++++ Material ++++
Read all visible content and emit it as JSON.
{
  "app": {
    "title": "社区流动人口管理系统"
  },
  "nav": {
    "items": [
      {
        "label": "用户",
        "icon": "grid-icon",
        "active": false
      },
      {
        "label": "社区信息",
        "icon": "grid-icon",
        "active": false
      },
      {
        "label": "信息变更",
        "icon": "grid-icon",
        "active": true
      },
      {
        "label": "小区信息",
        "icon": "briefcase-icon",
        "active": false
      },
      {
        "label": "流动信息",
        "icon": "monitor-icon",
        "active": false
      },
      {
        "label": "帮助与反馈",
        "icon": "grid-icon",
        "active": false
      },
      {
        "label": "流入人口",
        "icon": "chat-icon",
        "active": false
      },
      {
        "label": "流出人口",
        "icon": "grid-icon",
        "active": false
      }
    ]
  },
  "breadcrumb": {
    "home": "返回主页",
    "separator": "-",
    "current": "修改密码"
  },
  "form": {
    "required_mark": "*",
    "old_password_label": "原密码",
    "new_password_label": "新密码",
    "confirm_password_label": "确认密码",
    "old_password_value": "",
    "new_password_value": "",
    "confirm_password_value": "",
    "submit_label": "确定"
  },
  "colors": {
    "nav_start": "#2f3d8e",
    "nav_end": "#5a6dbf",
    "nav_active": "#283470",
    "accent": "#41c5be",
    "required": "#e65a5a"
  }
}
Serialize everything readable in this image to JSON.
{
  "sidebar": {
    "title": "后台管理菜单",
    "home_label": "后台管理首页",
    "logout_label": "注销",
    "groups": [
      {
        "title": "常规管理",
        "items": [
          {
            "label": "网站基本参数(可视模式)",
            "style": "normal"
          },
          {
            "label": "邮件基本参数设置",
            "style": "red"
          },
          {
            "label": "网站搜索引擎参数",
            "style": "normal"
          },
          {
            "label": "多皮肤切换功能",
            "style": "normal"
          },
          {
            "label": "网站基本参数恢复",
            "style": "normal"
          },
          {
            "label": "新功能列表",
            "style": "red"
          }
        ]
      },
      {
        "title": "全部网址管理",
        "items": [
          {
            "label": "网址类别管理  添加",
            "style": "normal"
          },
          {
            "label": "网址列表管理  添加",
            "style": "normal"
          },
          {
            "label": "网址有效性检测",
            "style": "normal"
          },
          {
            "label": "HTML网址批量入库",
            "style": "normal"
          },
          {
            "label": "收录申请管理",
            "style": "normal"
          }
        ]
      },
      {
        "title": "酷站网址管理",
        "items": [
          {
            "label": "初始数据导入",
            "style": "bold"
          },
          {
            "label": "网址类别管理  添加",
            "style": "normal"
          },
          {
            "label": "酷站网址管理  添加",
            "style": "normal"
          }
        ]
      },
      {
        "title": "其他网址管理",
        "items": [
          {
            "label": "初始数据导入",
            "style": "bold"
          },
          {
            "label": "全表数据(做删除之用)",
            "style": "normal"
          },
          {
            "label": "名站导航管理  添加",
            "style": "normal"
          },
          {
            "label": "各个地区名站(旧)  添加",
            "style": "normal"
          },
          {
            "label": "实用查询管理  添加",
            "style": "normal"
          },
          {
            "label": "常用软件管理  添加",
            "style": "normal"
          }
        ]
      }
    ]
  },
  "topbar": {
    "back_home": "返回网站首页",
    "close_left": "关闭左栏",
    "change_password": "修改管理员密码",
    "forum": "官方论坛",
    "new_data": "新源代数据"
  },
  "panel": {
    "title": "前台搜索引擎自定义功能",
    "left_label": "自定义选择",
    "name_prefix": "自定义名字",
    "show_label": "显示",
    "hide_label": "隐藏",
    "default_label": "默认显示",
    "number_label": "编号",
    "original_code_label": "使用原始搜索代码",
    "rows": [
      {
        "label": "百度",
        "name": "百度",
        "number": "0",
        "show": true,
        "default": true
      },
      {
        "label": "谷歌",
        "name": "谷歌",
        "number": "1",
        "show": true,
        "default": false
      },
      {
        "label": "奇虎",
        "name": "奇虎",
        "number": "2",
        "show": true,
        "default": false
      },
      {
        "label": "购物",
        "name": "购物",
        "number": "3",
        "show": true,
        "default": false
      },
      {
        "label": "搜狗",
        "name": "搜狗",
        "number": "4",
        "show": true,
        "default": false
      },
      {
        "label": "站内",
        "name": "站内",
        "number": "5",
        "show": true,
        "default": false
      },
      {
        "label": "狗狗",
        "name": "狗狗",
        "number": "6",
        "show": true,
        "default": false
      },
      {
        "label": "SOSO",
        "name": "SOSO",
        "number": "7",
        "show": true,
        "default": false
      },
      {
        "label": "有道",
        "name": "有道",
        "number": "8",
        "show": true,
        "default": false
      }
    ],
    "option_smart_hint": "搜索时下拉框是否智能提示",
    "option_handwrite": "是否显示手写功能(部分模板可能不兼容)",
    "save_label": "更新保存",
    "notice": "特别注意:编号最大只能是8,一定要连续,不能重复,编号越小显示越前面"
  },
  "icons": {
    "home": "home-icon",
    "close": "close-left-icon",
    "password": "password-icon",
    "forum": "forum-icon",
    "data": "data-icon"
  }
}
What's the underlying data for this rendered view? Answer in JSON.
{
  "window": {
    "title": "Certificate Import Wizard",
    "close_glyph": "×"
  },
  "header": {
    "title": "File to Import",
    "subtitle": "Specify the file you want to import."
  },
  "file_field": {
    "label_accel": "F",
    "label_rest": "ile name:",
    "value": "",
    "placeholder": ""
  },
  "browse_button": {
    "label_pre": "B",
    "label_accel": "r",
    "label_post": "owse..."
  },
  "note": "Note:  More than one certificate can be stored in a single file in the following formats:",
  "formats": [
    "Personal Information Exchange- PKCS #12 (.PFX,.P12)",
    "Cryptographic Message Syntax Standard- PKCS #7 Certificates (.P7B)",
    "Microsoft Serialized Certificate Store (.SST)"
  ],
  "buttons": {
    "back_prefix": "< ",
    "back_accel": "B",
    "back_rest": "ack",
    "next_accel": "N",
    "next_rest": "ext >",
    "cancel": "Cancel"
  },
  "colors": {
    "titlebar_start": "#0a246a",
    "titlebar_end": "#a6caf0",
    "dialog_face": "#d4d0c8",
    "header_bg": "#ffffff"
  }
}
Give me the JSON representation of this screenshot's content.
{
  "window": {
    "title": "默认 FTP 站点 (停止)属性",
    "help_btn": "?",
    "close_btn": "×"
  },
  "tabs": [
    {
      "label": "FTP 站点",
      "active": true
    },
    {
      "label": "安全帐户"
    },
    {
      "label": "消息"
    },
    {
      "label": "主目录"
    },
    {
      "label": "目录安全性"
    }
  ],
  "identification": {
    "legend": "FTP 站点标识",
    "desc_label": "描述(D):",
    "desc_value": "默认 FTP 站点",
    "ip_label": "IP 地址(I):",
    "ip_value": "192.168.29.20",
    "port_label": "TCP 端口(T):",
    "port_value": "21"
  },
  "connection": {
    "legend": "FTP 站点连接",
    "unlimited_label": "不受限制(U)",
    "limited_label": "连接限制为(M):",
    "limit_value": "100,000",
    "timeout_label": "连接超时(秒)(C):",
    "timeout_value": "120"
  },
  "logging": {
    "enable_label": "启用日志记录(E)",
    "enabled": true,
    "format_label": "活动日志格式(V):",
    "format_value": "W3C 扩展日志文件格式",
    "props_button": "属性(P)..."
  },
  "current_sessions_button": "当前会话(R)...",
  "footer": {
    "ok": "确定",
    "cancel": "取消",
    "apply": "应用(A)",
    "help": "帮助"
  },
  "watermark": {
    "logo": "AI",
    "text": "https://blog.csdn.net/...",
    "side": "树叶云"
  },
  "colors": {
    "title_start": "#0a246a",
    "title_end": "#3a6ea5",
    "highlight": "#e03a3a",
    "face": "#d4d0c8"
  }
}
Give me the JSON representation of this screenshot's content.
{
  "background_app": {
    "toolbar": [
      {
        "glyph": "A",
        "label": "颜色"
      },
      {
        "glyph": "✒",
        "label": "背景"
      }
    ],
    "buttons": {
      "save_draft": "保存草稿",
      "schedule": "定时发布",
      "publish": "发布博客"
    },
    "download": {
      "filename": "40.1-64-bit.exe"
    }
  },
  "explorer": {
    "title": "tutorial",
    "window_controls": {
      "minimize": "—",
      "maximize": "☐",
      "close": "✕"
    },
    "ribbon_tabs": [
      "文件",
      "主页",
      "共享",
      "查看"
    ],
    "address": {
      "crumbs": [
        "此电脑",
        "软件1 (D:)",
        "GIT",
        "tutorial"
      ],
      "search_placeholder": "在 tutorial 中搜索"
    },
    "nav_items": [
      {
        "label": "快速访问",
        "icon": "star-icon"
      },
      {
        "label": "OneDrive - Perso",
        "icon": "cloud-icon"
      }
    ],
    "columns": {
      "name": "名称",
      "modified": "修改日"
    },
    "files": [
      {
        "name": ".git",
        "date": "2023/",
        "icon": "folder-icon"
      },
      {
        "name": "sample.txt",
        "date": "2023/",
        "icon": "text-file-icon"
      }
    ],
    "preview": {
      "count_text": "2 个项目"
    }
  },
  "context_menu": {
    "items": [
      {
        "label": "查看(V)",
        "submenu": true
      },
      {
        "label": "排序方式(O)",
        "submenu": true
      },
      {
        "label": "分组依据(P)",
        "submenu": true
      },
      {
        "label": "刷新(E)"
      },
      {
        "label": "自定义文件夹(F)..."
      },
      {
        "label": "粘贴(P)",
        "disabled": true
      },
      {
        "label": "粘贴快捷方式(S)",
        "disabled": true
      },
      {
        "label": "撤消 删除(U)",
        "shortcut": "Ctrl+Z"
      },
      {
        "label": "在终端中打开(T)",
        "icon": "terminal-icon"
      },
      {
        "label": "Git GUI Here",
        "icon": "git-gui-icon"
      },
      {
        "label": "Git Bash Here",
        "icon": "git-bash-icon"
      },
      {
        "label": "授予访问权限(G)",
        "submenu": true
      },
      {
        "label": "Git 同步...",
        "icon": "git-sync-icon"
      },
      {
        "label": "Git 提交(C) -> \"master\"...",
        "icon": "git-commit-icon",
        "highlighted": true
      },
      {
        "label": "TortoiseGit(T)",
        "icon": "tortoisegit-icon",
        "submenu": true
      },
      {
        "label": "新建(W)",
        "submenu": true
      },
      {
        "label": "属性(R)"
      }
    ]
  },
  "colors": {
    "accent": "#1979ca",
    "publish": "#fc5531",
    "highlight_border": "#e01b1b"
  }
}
++++
Written task: Scan the listing above. Collect all lines with the word "Here".

Answer below:
        "label": "Git GUI Here",
        "label": "Git Bash Here",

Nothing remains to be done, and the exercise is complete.